⟨

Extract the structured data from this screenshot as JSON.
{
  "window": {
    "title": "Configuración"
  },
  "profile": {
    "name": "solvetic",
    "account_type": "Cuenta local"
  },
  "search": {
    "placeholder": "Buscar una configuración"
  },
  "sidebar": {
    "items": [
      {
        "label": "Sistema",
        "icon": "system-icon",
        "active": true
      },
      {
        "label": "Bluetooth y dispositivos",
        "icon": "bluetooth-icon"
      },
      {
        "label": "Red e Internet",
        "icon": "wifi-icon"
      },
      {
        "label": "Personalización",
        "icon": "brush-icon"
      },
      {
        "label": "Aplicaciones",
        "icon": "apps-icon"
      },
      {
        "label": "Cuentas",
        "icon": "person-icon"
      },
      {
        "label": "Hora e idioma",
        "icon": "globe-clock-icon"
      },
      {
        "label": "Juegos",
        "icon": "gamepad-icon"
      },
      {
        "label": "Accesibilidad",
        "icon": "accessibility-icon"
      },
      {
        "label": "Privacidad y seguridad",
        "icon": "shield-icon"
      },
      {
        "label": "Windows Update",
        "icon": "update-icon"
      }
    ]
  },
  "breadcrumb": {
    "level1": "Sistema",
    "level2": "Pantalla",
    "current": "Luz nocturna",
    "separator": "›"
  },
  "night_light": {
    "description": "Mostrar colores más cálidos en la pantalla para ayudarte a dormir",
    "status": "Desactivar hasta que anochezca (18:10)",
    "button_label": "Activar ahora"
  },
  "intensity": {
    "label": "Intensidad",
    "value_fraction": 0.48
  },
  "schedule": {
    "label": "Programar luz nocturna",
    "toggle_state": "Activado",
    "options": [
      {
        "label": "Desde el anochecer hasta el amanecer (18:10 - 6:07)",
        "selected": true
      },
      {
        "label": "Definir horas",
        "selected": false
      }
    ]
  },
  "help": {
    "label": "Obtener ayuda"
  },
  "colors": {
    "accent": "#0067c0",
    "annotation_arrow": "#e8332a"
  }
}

⟩

| What is asked |
Reproduce every entry shown above, precisely as it stands.

| Task solution |
Extract the structured data from this screenshot as JSON.
{
  "window": {
    "title": "Configuración"
  },
  "profile": {
    "name": "solvetic",
    "account_type": "Cuenta local"
  },
  "search": {
    "placeholder": "Buscar una configuración"
  },
  "sidebar": {
    "items": [
      {
        "label": "Sistema",
        "icon": "system-icon",
        "active": true
      },
      {
        "label": "Bluetooth y dispositivos",
        "icon": "bluetooth-icon"
      },
      {
        "label": "Red e Internet",
        "icon": "wifi-icon"
      },
      {
        "label": "Personalización",
        "icon": "brush-icon"
      },
      {
        "label": "Aplicaciones",
        "icon": "apps-icon"
      },
      {
        "label": "Cuentas",
        "icon": "person-icon"
      },
      {
        "label": "Hora e idioma",
        "icon": "globe-clock-icon"
      },
      {
        "label": "Juegos",
        "icon": "gamepad-icon"
      },
      {
        "label": "Accesibilidad",
        "icon": "accessibility-icon"
      },
      {
        "label": "Privacidad y seguridad",
        "icon": "shield-icon"
      },
      {
        "label": "Windows Update",
        "icon": "update-icon"
      }
    ]
  },
  "breadcrumb": {
    "level1": "Sistema",
    "level2": "Pantalla",
    "current": "Luz nocturna",
    "separator": "›"
  },
  "night_light": {
    "description": "Mostrar colores más cálidos en la pantalla para ayudarte a dormir",
    "status": "Desactivar hasta que anochezca (18:10)",
    "button_label": "Activar ahora"
  },
  "intensity": {
    "label": "Intensidad",
    "value_fraction": 0.48
  },
  "schedule": {
    "label": "Programar luz nocturna",
    "toggle_state": "Activado",
    "options": [
      {
        "label": "Desde el anochecer hasta el amanecer (18:10 - 6:07)",
        "selected": true
      },
      {
        "label": "Definir horas",
        "selected": false
      }
    ]
  },
  "help": {
    "label": "Obtener ayuda"
  },
  "colors": {
    "accent": "#0067c0",
    "annotation_arrow": "#e8332a"
  }
}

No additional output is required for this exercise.